Required task => From the listing below, select every line where the word "členka" appears.

Collected data
· · · · ·

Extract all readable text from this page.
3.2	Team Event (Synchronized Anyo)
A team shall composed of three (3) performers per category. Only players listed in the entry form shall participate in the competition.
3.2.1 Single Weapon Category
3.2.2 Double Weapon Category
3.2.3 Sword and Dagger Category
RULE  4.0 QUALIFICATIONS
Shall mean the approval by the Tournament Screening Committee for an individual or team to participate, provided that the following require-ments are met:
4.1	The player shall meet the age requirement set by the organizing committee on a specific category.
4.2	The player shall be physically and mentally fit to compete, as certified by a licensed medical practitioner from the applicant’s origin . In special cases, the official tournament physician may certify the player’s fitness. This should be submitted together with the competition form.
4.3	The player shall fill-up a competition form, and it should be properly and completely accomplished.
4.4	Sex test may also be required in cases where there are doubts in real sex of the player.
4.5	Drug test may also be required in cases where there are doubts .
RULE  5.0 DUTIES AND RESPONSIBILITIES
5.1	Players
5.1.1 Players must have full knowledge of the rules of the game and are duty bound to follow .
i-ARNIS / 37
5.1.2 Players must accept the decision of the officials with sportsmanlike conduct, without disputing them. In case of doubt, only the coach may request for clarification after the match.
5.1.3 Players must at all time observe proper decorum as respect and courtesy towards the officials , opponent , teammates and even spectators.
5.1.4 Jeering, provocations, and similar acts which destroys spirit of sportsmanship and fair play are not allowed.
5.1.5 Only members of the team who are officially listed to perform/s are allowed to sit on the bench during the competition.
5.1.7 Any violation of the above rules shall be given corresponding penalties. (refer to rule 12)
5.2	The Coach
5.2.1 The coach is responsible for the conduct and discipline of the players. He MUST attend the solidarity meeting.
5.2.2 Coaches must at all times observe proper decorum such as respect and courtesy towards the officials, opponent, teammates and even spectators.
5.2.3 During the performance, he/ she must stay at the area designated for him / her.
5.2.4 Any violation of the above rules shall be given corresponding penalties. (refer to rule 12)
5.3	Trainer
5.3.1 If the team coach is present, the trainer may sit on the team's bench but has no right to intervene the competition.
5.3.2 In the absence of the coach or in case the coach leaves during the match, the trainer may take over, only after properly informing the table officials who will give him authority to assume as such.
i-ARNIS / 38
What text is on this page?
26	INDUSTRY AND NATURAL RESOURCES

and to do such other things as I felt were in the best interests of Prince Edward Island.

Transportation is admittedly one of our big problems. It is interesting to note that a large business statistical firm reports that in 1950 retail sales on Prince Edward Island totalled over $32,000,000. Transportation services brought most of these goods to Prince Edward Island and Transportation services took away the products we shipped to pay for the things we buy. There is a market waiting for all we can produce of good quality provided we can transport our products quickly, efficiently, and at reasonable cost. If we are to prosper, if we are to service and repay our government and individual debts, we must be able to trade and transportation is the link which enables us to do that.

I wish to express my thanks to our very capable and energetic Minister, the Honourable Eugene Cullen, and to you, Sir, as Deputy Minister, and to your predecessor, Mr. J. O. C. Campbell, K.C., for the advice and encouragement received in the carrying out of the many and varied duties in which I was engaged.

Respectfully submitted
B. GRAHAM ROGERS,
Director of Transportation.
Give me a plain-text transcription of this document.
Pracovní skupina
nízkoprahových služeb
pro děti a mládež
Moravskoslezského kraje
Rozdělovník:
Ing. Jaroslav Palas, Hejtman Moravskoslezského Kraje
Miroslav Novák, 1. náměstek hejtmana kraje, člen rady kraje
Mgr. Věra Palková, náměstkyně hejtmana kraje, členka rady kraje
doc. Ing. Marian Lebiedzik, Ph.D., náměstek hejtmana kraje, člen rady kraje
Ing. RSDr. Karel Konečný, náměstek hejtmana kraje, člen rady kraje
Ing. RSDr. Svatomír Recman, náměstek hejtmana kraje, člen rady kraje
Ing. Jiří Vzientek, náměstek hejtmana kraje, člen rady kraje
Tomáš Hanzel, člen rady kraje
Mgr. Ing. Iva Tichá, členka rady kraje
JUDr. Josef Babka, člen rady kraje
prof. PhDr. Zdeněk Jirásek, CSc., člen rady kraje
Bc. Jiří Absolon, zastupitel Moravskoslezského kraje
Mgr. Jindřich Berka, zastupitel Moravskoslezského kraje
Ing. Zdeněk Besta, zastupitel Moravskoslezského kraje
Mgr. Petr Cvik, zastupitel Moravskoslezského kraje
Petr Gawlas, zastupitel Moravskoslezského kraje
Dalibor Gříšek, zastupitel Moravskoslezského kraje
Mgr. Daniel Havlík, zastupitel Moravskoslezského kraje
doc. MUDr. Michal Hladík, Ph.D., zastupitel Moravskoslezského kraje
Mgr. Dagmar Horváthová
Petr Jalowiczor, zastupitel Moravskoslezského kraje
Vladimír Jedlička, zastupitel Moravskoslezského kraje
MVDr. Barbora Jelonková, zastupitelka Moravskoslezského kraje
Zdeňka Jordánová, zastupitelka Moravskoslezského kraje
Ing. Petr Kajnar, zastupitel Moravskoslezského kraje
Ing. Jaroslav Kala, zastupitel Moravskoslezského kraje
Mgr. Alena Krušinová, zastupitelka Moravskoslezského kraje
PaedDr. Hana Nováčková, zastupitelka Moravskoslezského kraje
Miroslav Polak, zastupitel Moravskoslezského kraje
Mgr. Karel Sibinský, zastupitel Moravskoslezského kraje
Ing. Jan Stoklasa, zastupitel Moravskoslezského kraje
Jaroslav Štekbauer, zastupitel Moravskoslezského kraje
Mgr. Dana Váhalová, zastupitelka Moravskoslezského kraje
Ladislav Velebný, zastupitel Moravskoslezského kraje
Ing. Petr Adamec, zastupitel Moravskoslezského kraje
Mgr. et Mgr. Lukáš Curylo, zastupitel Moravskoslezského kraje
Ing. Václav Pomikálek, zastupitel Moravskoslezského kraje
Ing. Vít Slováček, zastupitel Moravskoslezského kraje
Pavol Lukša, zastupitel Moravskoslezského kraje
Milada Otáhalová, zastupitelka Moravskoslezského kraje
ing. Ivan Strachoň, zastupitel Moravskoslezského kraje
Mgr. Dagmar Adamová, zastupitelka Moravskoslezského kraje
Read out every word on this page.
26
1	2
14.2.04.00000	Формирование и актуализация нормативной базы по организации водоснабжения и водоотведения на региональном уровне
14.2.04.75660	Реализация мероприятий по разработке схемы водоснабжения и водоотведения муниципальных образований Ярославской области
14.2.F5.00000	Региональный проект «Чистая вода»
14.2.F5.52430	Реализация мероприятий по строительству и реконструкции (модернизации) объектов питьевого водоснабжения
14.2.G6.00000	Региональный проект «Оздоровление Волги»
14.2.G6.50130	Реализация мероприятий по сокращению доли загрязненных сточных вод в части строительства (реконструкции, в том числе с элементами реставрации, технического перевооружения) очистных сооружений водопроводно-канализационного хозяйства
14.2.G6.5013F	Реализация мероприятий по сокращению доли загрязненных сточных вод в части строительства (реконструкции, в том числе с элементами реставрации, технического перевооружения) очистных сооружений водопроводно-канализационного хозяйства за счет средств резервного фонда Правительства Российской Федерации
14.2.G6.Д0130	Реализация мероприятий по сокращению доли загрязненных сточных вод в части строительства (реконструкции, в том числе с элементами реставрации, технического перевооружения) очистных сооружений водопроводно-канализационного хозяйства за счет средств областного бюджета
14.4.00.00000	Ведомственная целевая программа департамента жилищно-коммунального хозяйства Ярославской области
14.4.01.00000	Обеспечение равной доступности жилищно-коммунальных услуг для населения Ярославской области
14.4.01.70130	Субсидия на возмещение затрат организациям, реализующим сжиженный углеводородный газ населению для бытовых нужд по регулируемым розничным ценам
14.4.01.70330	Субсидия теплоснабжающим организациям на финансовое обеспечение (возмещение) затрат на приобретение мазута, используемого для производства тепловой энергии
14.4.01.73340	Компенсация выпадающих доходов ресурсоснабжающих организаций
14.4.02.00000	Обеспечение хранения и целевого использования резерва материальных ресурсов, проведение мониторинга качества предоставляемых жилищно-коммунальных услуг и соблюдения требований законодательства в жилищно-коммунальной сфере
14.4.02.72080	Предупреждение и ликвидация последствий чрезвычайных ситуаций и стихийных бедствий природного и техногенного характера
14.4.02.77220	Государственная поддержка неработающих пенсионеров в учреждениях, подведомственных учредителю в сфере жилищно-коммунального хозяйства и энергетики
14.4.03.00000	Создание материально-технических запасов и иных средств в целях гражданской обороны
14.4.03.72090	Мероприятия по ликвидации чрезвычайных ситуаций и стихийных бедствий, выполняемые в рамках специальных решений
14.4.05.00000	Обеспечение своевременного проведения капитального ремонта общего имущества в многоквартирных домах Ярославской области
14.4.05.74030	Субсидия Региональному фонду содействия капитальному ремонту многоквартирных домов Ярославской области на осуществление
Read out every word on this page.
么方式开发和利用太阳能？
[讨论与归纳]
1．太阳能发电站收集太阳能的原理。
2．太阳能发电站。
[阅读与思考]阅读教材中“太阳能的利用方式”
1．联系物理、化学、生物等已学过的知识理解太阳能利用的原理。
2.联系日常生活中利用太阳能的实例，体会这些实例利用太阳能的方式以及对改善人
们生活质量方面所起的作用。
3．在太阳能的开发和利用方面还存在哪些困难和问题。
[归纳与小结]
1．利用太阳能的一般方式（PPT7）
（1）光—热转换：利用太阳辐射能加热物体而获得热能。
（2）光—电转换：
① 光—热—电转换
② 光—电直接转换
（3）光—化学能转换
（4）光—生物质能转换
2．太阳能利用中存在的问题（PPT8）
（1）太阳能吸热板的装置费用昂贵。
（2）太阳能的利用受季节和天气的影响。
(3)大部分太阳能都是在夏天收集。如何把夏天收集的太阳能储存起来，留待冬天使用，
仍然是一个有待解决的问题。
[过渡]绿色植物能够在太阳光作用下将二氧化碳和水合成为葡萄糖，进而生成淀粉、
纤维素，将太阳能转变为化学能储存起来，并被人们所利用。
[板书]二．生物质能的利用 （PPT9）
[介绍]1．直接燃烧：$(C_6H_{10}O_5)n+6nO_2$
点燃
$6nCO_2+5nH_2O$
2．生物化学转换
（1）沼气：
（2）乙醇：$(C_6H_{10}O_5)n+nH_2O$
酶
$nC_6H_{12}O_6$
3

· · · · ·

Written reply =>
Mgr. Věra Palková, náměstkyně hejtmana kraje, členka rady kraje
Mgr. Ing. Iva Tichá, členka rady kraje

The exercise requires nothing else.